_Exercise brief_
State only how many lines below include the string "Knowledge".

_Extracted records_
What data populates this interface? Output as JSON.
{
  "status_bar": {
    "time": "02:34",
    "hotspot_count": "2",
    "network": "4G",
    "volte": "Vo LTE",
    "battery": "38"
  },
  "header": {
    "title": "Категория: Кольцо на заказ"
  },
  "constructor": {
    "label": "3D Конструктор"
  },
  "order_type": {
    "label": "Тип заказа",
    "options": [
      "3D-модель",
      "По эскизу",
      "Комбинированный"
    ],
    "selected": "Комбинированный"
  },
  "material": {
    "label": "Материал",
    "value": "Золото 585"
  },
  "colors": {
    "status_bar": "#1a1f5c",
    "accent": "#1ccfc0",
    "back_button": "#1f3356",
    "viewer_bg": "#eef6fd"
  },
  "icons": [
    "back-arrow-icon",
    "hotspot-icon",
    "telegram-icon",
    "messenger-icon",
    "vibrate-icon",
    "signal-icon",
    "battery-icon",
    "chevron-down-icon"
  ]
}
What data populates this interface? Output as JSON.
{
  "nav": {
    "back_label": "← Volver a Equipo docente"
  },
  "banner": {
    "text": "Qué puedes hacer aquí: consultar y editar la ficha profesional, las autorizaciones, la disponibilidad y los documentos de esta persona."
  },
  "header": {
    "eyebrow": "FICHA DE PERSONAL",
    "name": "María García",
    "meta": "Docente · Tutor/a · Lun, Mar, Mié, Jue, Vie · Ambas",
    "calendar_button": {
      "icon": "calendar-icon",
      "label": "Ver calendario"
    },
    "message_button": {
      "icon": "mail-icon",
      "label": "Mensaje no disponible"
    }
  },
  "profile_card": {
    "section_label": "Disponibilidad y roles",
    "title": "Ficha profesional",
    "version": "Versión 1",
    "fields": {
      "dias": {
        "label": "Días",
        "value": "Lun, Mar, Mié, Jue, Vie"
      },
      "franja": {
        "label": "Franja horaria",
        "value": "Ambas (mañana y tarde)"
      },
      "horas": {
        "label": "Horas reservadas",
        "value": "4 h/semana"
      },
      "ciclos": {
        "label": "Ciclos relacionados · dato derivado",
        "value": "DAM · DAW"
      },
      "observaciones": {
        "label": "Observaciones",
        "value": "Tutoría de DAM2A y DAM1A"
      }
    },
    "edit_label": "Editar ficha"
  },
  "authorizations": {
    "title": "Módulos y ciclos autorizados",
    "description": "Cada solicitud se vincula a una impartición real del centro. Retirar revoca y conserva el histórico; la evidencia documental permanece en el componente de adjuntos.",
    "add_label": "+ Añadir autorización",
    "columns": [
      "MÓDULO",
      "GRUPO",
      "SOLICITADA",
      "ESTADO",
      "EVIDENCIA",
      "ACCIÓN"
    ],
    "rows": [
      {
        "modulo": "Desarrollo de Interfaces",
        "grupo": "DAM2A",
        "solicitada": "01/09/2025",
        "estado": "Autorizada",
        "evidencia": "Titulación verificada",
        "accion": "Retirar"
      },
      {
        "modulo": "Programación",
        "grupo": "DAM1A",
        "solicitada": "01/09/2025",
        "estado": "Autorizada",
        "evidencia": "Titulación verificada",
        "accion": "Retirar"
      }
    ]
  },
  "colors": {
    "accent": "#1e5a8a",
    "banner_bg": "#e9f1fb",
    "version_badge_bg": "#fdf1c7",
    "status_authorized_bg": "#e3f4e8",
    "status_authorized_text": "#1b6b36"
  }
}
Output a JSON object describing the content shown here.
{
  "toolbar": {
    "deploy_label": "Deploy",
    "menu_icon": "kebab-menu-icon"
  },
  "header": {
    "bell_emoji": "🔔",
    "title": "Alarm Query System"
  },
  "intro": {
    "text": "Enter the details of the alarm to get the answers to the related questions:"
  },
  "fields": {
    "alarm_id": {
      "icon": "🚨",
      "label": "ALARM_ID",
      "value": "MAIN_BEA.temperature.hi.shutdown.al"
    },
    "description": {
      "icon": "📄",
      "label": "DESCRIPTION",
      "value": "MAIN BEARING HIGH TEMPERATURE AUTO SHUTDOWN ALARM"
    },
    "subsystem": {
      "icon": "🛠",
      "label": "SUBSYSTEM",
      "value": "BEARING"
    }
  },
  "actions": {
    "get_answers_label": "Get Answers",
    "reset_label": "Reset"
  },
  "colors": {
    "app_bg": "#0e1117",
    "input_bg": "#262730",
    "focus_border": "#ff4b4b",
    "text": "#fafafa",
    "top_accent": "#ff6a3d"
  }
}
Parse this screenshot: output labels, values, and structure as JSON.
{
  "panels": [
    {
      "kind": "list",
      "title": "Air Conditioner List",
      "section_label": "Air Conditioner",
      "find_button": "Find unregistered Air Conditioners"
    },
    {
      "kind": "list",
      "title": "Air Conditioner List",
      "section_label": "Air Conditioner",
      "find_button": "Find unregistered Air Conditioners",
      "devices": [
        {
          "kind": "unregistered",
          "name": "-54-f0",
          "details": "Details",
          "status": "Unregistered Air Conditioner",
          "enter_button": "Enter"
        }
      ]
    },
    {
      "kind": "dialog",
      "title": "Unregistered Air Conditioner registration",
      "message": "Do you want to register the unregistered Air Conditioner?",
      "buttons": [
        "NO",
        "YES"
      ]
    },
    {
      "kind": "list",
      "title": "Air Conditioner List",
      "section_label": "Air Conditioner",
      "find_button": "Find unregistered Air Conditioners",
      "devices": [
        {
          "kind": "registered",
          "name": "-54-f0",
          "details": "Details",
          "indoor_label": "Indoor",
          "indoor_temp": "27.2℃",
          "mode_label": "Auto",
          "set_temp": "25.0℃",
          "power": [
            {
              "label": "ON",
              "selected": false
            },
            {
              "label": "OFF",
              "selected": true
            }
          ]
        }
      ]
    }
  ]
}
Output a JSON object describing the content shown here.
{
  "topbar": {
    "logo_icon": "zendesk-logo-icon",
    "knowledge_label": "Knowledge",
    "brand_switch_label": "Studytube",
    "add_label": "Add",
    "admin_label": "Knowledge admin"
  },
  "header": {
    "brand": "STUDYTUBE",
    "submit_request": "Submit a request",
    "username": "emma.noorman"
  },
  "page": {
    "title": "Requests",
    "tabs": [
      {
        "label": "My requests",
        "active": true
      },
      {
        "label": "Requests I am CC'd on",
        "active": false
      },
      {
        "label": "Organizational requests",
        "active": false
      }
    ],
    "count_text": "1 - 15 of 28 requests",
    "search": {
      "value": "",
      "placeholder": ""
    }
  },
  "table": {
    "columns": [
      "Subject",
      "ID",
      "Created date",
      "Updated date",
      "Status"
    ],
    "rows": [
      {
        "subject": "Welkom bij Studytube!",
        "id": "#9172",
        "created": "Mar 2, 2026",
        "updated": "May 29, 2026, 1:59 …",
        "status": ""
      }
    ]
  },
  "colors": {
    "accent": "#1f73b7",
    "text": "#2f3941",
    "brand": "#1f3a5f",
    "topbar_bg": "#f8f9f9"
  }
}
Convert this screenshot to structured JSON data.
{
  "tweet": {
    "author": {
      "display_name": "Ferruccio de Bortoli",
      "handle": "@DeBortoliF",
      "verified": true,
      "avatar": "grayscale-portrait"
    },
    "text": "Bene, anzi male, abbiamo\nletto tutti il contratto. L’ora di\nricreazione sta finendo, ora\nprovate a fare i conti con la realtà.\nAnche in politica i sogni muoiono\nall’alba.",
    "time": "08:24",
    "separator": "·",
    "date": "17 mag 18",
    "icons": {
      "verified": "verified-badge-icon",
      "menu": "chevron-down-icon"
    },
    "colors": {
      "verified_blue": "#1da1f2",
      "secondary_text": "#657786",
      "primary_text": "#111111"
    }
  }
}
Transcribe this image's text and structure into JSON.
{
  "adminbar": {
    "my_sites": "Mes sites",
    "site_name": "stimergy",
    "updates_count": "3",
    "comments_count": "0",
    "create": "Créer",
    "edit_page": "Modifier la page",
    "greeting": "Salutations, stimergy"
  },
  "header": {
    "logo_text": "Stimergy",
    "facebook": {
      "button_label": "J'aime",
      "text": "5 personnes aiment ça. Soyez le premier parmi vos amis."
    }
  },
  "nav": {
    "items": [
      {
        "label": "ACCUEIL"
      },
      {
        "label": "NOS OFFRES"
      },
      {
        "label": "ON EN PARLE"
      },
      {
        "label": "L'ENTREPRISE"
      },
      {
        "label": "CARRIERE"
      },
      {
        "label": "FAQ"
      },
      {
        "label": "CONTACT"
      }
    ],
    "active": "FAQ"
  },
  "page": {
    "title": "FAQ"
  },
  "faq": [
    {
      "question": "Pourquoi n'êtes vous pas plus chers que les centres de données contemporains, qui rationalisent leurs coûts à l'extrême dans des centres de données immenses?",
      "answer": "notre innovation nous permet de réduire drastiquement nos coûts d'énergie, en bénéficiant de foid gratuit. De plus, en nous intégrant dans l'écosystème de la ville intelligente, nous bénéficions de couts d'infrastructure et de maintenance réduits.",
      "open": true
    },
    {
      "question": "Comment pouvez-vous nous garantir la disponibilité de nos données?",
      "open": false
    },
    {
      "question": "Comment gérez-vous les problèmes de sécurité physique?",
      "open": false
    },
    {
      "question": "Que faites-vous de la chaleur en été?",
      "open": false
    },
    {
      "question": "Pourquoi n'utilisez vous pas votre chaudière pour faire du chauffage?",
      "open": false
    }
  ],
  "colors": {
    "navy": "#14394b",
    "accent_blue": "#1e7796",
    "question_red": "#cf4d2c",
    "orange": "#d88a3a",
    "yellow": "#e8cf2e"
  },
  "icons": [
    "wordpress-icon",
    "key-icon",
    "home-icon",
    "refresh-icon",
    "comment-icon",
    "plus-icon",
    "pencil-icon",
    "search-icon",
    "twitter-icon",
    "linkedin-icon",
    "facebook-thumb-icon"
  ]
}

_Solution for this task_
2